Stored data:
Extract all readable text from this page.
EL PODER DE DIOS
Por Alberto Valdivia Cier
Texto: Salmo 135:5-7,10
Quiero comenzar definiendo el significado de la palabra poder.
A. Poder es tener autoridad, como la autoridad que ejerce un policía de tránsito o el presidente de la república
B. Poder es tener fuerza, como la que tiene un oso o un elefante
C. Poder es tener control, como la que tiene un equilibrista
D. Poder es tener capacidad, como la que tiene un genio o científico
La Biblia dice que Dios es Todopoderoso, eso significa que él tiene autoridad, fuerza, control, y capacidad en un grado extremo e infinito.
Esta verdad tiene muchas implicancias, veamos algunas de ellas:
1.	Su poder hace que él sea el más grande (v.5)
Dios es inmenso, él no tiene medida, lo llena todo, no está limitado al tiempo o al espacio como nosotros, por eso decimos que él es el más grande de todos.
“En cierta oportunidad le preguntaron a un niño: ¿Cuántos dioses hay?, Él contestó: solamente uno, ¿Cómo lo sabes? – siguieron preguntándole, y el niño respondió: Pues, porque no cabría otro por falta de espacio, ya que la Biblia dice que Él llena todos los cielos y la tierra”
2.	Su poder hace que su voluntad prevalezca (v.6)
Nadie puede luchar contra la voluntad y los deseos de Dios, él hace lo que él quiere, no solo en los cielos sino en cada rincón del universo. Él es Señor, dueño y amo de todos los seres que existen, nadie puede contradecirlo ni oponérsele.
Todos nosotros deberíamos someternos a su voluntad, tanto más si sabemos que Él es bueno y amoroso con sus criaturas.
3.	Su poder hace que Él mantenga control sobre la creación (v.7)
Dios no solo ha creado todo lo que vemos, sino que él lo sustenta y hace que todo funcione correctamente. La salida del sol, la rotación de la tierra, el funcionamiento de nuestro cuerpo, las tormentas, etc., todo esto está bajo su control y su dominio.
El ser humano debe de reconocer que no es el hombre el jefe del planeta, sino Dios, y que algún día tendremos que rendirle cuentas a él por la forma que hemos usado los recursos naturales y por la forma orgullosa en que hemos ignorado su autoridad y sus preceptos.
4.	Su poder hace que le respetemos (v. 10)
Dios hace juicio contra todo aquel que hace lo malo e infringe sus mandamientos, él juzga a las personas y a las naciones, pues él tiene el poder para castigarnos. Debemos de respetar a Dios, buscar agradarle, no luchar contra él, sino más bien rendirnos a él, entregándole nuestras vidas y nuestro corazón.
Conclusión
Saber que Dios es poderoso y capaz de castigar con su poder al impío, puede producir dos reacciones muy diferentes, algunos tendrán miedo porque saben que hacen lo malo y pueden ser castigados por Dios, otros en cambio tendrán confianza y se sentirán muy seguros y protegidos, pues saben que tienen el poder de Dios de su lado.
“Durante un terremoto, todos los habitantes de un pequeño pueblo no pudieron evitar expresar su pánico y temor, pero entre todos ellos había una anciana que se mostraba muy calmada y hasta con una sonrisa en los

Task goal:
Only lines with "nosotros" are wanted here; list each of them.

The response:
Dios es inmenso, él no tiene medida, lo llena todo, no está limitado al tiempo o al espacio como nosotros, por eso decimos que él es el más grande de todos.
Todos nosotros deberíamos someternos a su voluntad, tanto más si sabemos que Él es bueno y amoroso con sus criaturas.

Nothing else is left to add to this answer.